START Extracted entries

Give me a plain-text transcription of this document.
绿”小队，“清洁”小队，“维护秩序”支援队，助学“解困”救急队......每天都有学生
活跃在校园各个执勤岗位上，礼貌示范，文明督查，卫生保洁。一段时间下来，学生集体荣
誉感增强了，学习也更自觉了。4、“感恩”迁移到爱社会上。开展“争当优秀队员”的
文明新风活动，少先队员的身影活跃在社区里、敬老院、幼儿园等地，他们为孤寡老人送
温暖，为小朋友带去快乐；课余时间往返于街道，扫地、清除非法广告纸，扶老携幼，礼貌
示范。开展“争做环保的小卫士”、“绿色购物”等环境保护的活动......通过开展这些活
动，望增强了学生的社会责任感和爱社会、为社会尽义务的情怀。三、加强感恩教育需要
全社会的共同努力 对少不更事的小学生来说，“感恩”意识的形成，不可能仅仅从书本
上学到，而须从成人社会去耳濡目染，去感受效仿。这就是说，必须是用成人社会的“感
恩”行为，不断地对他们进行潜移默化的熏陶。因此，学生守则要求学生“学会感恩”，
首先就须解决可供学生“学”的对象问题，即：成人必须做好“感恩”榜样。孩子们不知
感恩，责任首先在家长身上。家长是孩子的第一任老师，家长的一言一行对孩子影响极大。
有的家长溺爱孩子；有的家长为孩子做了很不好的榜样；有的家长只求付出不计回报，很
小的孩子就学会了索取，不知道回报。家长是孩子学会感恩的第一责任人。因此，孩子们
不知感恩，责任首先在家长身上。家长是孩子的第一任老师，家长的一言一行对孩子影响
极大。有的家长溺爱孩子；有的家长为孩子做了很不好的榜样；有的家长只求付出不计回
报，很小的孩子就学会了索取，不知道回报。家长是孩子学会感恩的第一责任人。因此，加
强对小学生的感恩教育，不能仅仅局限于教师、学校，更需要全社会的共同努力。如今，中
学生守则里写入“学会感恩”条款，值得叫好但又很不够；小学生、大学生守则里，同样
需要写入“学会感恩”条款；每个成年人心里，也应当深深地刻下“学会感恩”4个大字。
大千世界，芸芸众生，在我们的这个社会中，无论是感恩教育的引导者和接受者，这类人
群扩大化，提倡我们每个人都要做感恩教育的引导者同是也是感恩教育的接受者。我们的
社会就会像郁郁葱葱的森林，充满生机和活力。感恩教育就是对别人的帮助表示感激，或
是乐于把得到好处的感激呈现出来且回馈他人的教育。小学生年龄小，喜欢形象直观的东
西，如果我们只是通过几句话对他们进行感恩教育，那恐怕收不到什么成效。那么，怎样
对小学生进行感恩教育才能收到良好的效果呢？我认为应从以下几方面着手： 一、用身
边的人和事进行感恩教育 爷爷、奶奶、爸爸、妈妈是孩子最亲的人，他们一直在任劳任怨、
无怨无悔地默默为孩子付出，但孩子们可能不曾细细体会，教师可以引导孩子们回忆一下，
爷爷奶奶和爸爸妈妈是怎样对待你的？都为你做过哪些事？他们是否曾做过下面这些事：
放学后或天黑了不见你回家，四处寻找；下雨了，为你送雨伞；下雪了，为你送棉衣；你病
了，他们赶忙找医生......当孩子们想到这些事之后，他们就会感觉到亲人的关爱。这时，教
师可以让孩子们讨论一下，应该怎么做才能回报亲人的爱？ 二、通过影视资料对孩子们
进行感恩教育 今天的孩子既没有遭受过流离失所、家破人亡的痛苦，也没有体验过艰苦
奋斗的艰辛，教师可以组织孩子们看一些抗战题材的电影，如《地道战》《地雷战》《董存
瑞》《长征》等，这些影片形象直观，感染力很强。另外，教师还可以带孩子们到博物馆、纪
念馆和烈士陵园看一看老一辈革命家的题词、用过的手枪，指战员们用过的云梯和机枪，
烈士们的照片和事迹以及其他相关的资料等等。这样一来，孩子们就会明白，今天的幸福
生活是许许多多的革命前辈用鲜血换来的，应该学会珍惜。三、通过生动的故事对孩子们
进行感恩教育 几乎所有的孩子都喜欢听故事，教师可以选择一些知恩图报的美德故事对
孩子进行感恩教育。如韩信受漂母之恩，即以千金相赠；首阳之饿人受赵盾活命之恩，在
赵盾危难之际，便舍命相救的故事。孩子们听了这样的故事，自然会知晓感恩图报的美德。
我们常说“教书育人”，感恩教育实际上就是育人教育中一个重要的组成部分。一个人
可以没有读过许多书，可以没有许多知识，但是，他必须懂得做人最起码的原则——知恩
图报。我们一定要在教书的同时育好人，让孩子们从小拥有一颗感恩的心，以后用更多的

END Extracted entries

Once more, set down the full listing, verbatim.

Give me a plain-text transcription of this document.
绿”小队，“清洁”小队，“维护秩序”支援队，助学“解困”救急队......每天都有学生
活跃在校园各个执勤岗位上，礼貌示范，文明督查，卫生保洁。一段时间下来，学生集体荣
誉感增强了，学习也更自觉了。4、“感恩”迁移到爱社会上。开展“争当优秀队员”的
文明新风活动，少先队员的身影活跃在社区里、敬老院、幼儿园等地，他们为孤寡老人送
温暖，为小朋友带去快乐；课余时间往返于街道，扫地、清除非法广告纸，扶老携幼，礼貌
示范。开展“争做环保的小卫士”、“绿色购物”等环境保护的活动......通过开展这些活
动，望增强了学生的社会责任感和爱社会、为社会尽义务的情怀。三、加强感恩教育需要
全社会的共同努力 对少不更事的小学生来说，“感恩”意识的形成，不可能仅仅从书本
上学到，而须从成人社会去耳濡目染，去感受效仿。这就是说，必须是用成人社会的“感
恩”行为，不断地对他们进行潜移默化的熏陶。因此，学生守则要求学生“学会感恩”，
首先就须解决可供学生“学”的对象问题，即：成人必须做好“感恩”榜样。孩子们不知
感恩，责任首先在家长身上。家长是孩子的第一任老师，家长的一言一行对孩子影响极大。
有的家长溺爱孩子；有的家长为孩子做了很不好的榜样；有的家长只求付出不计回报，很
小的孩子就学会了索取，不知道回报。家长是孩子学会感恩的第一责任人。因此，孩子们
不知感恩，责任首先在家长身上。家长是孩子的第一任老师，家长的一言一行对孩子影响
极大。有的家长溺爱孩子；有的家长为孩子做了很不好的榜样；有的家长只求付出不计回
报，很小的孩子就学会了索取，不知道回报。家长是孩子学会感恩的第一责任人。因此，加
强对小学生的感恩教育，不能仅仅局限于教师、学校，更需要全社会的共同努力。如今，中
学生守则里写入“学会感恩”条款，值得叫好但又很不够；小学生、大学生守则里，同样
需要写入“学会感恩”条款；每个成年人心里，也应当深深地刻下“学会感恩”4个大字。
大千世界，芸芸众生，在我们的这个社会中，无论是感恩教育的引导者和接受者，这类人
群扩大化，提倡我们每个人都要做感恩教育的引导者同是也是感恩教育的接受者。我们的
社会就会像郁郁葱葱的森林，充满生机和活力。感恩教育就是对别人的帮助表示感激，或
是乐于把得到好处的感激呈现出来且回馈他人的教育。小学生年龄小，喜欢形象直观的东
西，如果我们只是通过几句话对他们进行感恩教育，那恐怕收不到什么成效。那么，怎样
对小学生进行感恩教育才能收到良好的效果呢？我认为应从以下几方面着手： 一、用身
边的人和事进行感恩教育 爷爷、奶奶、爸爸、妈妈是孩子最亲的人，他们一直在任劳任怨、
无怨无悔地默默为孩子付出，但孩子们可能不曾细细体会，教师可以引导孩子们回忆一下，
爷爷奶奶和爸爸妈妈是怎样对待你的？都为你做过哪些事？他们是否曾做过下面这些事：
放学后或天黑了不见你回家，四处寻找；下雨了，为你送雨伞；下雪了，为你送棉衣；你病
了，他们赶忙找医生......当孩子们想到这些事之后，他们就会感觉到亲人的关爱。这时，教
师可以让孩子们讨论一下，应该怎么做才能回报亲人的爱？ 二、通过影视资料对孩子们
进行感恩教育 今天的孩子既没有遭受过流离失所、家破人亡的痛苦，也没有体验过艰苦
奋斗的艰辛，教师可以组织孩子们看一些抗战题材的电影，如《地道战》《地雷战》《董存
瑞》《长征》等，这些影片形象直观，感染力很强。另外，教师还可以带孩子们到博物馆、纪
念馆和烈士陵园看一看老一辈革命家的题词、用过的手枪，指战员们用过的云梯和机枪，
烈士们的照片和事迹以及其他相关的资料等等。这样一来，孩子们就会明白，今天的幸福
生活是许许多多的革命前辈用鲜血换来的，应该学会珍惜。三、通过生动的故事对孩子们
进行感恩教育 几乎所有的孩子都喜欢听故事，教师可以选择一些知恩图报的美德故事对
孩子进行感恩教育。如韩信受漂母之恩，即以千金相赠；首阳之饿人受赵盾活命之恩，在
赵盾危难之际，便舍命相救的故事。孩子们听了这样的故事，自然会知晓感恩图报的美德。
我们常说“教书育人”，感恩教育实际上就是育人教育中一个重要的组成部分。一个人
可以没有读过许多书，可以没有许多知识，但是，他必须懂得做人最起码的原则——知恩
图报。我们一定要在教书的同时育好人，让孩子们从小拥有一颗感恩的心，以后用更多的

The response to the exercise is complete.